> _Short task_: In the data below, locate each line with the word "lehetővé" and list it.

> _Saved data entries_:
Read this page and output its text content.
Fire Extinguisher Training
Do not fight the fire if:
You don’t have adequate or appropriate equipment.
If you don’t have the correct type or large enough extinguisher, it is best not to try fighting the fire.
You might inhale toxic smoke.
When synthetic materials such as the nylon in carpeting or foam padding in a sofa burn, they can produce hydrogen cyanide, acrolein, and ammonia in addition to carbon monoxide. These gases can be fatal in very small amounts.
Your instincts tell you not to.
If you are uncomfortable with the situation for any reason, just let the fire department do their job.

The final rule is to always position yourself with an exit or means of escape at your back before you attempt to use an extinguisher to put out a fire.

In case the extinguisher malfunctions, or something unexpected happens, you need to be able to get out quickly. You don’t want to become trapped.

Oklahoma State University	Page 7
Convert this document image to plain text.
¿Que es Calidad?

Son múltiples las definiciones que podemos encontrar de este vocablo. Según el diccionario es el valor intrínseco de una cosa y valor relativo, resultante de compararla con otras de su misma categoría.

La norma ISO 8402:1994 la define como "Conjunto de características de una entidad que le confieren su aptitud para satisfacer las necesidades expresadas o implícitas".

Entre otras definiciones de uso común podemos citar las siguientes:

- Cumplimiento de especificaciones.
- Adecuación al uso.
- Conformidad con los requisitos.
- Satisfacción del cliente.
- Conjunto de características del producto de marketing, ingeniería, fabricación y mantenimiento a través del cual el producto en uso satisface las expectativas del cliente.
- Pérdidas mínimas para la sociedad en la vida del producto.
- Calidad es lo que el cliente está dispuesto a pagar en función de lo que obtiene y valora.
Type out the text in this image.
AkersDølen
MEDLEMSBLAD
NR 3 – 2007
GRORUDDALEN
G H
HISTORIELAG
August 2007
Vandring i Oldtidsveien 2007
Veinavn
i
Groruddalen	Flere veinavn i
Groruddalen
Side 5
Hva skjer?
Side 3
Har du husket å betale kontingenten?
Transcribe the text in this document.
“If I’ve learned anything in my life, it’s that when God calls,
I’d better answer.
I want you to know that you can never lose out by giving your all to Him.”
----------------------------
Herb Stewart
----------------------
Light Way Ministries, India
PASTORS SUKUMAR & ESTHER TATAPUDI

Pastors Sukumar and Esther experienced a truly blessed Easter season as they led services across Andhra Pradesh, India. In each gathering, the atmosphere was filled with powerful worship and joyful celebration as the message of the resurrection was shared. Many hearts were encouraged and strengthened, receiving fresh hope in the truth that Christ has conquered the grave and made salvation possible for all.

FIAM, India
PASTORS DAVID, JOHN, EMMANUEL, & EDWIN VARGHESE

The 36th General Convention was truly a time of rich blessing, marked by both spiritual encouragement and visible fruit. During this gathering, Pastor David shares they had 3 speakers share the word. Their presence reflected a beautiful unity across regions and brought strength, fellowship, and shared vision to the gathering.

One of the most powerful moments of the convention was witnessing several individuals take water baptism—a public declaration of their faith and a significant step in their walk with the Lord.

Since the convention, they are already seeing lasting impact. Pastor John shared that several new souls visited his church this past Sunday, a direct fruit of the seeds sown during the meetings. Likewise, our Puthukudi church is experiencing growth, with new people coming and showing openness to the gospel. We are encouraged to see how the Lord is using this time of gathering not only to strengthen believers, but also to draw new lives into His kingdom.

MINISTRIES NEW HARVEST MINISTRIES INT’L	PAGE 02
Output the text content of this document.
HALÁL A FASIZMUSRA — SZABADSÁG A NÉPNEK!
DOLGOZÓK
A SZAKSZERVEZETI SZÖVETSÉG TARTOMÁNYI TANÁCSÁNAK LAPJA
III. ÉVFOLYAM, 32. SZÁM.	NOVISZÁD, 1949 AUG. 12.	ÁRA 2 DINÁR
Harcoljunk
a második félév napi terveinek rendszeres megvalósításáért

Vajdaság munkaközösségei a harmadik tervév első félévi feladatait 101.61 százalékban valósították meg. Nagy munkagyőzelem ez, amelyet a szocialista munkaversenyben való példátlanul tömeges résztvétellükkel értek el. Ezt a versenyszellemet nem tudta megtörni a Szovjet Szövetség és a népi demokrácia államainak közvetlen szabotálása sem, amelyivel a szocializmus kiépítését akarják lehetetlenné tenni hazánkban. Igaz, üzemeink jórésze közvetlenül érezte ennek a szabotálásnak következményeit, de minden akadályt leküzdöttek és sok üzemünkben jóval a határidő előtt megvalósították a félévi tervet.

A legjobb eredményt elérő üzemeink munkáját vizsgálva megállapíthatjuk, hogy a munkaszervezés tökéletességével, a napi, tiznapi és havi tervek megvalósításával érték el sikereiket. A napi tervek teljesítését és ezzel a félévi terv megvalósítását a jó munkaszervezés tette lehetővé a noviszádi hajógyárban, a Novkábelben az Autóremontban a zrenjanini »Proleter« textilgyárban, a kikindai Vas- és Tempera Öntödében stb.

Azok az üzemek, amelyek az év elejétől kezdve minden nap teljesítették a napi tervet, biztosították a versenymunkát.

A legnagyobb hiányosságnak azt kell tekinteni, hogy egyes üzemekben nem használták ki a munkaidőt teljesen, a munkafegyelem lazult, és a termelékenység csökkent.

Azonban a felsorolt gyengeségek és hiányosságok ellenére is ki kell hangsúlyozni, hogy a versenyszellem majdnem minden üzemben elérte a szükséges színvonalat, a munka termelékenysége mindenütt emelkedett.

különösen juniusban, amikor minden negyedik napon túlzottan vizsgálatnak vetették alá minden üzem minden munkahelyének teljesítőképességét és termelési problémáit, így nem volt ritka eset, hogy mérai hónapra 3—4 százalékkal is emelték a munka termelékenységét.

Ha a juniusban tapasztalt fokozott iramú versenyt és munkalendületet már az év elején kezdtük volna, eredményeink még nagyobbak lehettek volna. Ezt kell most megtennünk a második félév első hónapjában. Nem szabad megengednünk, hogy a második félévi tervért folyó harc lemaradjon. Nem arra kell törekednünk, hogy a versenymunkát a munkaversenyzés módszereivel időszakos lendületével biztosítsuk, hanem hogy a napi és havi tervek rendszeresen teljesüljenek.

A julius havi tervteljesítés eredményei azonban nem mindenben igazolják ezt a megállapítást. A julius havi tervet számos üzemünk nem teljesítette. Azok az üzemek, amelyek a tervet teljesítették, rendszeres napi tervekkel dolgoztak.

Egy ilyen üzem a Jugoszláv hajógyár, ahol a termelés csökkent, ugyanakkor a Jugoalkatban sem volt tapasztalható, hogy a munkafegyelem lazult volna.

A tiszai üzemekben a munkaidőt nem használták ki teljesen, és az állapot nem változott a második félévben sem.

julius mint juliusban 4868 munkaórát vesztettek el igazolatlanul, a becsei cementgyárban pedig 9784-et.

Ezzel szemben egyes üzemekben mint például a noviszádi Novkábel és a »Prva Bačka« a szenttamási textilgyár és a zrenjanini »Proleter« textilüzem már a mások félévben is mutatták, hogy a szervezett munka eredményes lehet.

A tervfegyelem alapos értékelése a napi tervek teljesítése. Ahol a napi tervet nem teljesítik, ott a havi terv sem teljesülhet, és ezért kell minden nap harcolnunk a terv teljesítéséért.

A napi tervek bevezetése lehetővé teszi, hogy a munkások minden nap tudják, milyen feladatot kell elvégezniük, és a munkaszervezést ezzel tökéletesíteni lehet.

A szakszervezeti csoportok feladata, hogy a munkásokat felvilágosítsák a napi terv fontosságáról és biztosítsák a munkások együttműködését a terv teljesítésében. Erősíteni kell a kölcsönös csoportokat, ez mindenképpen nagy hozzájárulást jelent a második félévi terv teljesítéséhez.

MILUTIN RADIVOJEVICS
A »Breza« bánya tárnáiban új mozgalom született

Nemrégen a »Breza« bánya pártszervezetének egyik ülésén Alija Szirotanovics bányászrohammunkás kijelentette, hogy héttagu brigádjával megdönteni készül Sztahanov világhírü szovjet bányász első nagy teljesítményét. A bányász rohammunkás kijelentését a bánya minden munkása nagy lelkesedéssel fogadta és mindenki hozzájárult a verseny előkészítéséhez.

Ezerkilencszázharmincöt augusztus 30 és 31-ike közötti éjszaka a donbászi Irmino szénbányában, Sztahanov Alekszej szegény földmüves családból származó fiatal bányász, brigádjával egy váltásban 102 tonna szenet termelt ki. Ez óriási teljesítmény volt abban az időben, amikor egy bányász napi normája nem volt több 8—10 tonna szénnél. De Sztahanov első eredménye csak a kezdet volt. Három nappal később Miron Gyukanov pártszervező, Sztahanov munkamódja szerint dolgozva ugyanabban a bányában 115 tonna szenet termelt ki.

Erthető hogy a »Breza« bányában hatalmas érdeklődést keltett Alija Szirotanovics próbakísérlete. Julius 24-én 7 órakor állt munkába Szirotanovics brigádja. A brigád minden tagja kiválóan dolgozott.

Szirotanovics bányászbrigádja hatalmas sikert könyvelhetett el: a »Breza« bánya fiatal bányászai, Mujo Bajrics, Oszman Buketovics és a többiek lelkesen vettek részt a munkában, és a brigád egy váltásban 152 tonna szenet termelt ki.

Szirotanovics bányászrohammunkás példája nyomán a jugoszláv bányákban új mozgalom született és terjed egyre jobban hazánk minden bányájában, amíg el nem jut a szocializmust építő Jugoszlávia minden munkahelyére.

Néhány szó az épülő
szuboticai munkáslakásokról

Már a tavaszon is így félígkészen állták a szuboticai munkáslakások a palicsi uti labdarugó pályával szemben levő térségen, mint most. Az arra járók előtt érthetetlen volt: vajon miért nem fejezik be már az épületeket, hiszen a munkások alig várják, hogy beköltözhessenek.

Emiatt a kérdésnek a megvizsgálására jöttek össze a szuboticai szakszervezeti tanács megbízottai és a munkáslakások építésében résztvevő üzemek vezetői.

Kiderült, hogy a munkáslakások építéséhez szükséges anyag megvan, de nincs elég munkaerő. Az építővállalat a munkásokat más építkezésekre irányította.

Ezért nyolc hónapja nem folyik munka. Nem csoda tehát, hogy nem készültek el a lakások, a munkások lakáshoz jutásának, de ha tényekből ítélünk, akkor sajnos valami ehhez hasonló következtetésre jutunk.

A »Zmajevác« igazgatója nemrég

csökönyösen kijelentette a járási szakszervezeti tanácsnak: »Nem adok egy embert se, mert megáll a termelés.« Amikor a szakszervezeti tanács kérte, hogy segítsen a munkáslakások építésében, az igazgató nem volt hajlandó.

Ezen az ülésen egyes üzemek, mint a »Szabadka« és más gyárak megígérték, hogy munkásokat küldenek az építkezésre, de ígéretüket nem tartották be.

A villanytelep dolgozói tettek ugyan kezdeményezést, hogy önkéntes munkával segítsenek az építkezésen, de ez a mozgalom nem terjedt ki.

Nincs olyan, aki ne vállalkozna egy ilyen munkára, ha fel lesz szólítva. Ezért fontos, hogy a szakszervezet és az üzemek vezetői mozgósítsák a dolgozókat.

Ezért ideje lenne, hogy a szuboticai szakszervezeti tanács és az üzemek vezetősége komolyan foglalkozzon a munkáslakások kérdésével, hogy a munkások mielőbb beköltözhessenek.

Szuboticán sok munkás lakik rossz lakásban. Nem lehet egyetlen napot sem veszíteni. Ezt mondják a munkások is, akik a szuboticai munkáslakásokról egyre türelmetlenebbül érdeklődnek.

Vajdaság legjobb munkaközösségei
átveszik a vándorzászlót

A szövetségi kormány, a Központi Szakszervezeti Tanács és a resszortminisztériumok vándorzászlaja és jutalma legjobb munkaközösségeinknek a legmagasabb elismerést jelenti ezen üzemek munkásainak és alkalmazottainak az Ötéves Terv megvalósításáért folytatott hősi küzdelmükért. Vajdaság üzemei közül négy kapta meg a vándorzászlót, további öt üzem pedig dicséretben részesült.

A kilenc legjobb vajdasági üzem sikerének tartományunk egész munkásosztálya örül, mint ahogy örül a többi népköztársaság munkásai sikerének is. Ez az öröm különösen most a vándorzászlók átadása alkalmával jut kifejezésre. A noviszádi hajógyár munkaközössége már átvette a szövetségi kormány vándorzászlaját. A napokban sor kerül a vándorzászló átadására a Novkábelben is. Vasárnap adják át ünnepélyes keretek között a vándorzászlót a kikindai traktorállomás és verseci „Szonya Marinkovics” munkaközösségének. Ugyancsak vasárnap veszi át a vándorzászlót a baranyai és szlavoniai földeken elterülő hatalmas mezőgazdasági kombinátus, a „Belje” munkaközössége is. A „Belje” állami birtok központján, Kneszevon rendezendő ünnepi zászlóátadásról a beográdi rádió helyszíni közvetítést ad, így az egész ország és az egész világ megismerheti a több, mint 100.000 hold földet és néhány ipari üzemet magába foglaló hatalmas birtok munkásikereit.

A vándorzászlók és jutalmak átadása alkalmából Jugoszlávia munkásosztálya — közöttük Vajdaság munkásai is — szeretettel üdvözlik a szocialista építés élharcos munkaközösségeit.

> _Final result_:
A legjobb eredményt elérő üzemeink munkáját vizsgálva megállapíthatjuk, hogy a munkaszervezés tökéletességével, a napi, tiznapi és havi tervek megvalósításával érték el sikereiket. A napi tervek teljesítését és ezzel a félévi terv megvalósítását a jó munkaszervezés tette lehetővé a noviszádi hajógyárban, a Novkábelben az Autóremontban a zrenjanini »Proleter« textilgyárban, a kikindai Vas- és Tempera Öntödében stb.
A napi tervek bevezetése lehetővé teszi, hogy a munkások minden nap tudják, milyen feladatot kell elvégezniük, és a munkaszervezést ezzel tökéletesíteni lehet.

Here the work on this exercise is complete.